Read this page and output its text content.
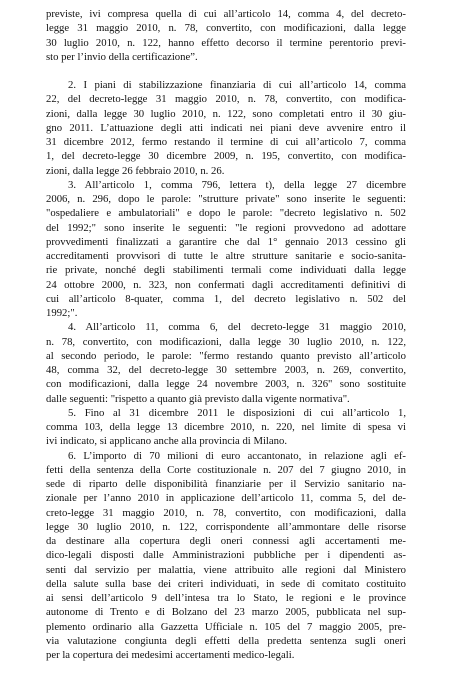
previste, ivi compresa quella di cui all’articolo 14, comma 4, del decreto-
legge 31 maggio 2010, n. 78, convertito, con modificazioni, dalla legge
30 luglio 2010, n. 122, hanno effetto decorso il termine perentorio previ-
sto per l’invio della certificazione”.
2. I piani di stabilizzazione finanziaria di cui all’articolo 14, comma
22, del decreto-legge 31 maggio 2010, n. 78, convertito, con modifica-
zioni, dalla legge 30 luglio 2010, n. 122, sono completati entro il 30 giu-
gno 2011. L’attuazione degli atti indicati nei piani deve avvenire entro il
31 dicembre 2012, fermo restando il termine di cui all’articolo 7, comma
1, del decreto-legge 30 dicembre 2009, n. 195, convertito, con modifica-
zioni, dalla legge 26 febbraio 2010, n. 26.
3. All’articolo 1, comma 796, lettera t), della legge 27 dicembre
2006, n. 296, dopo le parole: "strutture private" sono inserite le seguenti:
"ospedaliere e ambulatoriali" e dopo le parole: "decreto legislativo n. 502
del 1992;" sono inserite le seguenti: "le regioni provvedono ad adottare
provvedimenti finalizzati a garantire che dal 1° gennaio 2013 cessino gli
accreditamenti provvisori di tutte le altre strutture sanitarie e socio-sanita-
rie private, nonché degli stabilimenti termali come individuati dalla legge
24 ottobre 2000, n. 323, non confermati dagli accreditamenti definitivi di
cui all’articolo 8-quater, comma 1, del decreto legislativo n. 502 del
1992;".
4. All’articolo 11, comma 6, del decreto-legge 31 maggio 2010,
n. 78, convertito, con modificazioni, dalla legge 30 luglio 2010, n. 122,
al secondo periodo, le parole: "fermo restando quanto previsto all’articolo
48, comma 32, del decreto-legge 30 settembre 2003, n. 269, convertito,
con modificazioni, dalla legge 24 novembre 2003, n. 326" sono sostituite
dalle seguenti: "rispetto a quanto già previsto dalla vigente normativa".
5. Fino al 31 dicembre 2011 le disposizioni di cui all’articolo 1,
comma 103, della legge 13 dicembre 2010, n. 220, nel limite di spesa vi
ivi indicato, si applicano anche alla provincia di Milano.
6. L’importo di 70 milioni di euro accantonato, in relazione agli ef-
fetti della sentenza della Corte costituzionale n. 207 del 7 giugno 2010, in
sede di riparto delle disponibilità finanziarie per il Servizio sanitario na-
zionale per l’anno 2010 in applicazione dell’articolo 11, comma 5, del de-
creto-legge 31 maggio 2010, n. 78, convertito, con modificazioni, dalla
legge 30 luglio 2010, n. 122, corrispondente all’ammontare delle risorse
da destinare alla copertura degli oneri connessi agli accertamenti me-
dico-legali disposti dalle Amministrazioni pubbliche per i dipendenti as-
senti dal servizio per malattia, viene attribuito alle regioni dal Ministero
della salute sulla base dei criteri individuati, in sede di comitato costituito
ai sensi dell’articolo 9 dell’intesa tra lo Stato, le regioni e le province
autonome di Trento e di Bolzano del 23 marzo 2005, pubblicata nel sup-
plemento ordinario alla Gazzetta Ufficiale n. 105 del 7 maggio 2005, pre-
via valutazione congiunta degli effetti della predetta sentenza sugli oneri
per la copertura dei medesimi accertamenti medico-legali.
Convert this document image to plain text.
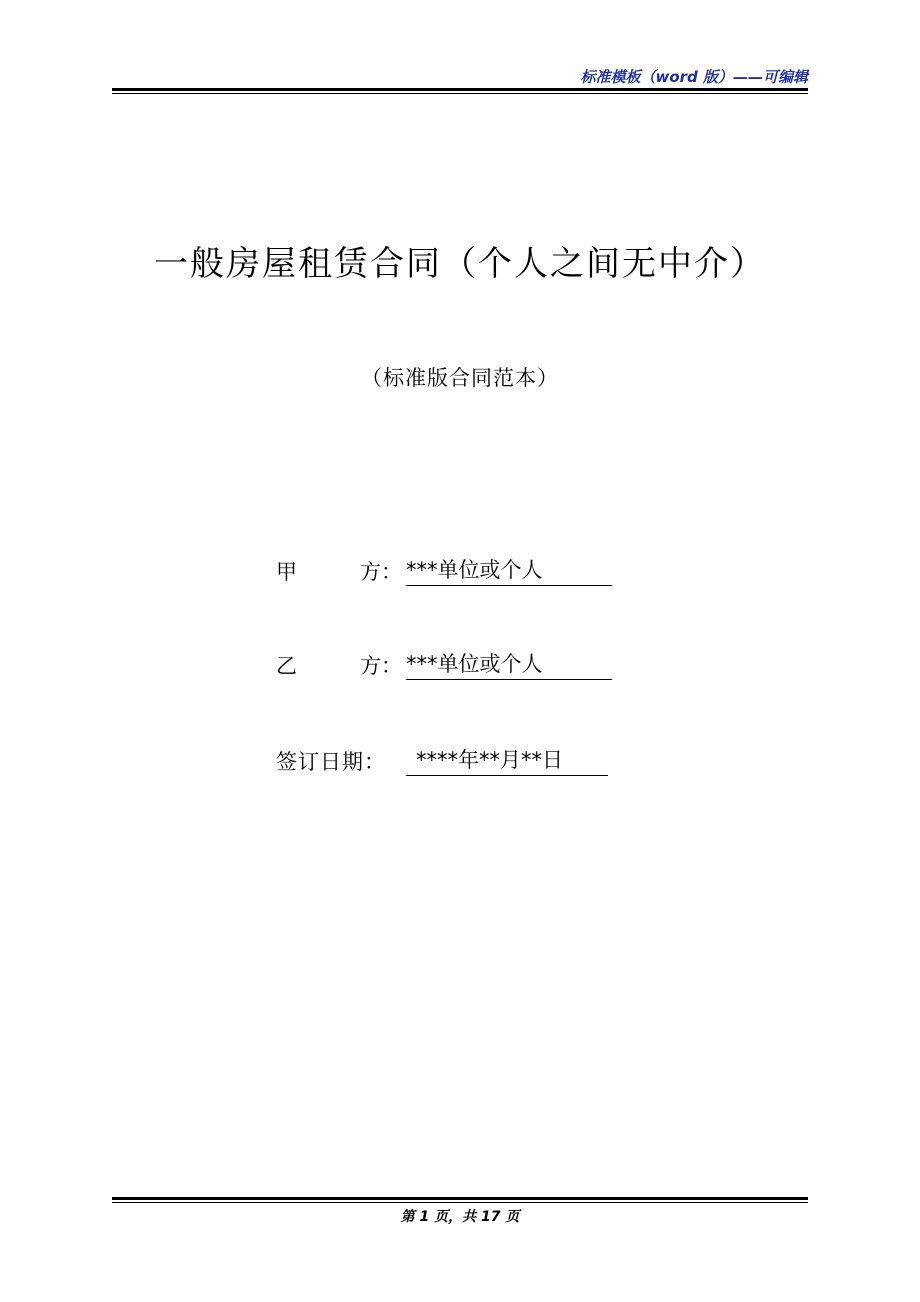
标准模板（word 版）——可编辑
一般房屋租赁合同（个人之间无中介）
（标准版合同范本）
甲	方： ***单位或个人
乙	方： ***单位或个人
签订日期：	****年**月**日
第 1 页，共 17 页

_WHAT IS BEING ASKED:_ Where a line contains "this", copy that line.

_TASK RESPONSE:_
Read this page and output its text content.
Convert this document image to plain text.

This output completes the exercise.